**Supplied records**
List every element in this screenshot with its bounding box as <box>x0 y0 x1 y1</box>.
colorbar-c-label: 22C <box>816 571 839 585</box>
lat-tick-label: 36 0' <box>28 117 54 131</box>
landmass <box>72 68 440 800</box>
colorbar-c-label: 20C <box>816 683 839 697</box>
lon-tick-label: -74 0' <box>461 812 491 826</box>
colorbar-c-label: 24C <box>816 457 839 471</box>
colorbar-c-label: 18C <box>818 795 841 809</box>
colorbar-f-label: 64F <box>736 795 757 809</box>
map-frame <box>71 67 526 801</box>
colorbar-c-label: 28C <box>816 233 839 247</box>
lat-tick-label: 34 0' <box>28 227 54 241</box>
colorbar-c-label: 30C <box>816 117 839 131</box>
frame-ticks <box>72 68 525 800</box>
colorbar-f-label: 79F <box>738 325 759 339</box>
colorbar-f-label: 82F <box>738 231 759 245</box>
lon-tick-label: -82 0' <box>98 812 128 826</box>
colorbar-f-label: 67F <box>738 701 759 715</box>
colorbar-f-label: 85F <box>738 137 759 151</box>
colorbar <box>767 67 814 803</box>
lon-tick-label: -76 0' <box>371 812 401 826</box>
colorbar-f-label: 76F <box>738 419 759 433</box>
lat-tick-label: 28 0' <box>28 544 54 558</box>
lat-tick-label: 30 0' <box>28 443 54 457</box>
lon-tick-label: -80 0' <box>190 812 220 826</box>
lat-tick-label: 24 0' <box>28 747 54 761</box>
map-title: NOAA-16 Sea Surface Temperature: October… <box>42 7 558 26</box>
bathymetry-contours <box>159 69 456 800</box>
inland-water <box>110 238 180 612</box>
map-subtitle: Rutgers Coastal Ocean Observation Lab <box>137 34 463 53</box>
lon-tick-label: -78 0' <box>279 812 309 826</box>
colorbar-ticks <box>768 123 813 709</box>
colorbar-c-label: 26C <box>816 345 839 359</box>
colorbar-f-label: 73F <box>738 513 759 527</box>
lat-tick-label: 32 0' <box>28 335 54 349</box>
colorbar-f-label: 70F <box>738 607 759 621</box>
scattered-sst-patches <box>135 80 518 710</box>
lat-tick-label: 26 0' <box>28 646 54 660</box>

**Written task**
Convert the entries above into a JSON list of strings, one string per line, with blank lines omitted.

**Written solution**
[
  "List every element in this screenshot with its bounding box as <box>x0 y0 x1 y1</box>.",
  "colorbar-c-label: 22C <box>816 571 839 585</box>",
  "lat-tick-label: 36 0' <box>28 117 54 131</box>",
  "landmass <box>72 68 440 800</box>",
  "colorbar-c-label: 20C <box>816 683 839 697</box>",
  "lon-tick-label: -74 0' <box>461 812 491 826</box>",
  "colorbar-c-label: 24C <box>816 457 839 471</box>",
  "colorbar-c-label: 18C <box>818 795 841 809</box>",
  "colorbar-f-label: 64F <box>736 795 757 809</box>",
  "map-frame <box>71 67 526 801</box>",
  "colorbar-c-label: 28C <box>816 233 839 247</box>",
  "lat-tick-label: 34 0' <box>28 227 54 241</box>",
  "colorbar-c-label: 30C <box>816 117 839 131</box>",
  "frame-ticks <box>72 68 525 800</box>",
  "colorbar-f-label: 79F <box>738 325 759 339</box>",
  "colorbar-f-label: 82F <box>738 231 759 245</box>",
  "lon-tick-label: -82 0' <box>98 812 128 826</box>",
  "colorbar-f-label: 67F <box>738 701 759 715</box>",
  "colorbar-f-label: 85F <box>738 137 759 151</box>",
  "colorbar <box>767 67 814 803</box>",
  "lon-tick-label: -76 0' <box>371 812 401 826</box>",
  "colorbar-f-label: 76F <box>738 419 759 433</box>",
  "lat-tick-label: 28 0' <box>28 544 54 558</box>",
  "lat-tick-label: 30 0' <box>28 443 54 457</box>",
  "lon-tick-label: -80 0' <box>190 812 220 826</box>",
  "lat-tick-label: 24 0' <box>28 747 54 761</box>",
  "map-title: NOAA-16 Sea Surface Temperature: October… <box>42 7 558 26</box>",
  "bathymetry-contours <box>159 69 456 800</box>",
  "inland-water <box>110 238 180 612</box>",
  "map-subtitle: Rutgers Coastal Ocean Observation Lab <box>137 34 463 53</box>",
  "lon-tick-label: -78 0' <box>279 812 309 826</box>",
  "colorbar-ticks <box>768 123 813 709</box>",
  "colorbar-c-label: 26C <box>816 345 839 359</box>",
  "colorbar-f-label: 73F <box>738 513 759 527</box>",
  "lat-tick-label: 32 0' <box>28 335 54 349</box>",
  "colorbar-f-label: 70F <box>738 607 759 621</box>",
  "scattered-sst-patches <box>135 80 518 710</box>",
  "lat-tick-label: 26 0' <box>28 646 54 660</box>"
]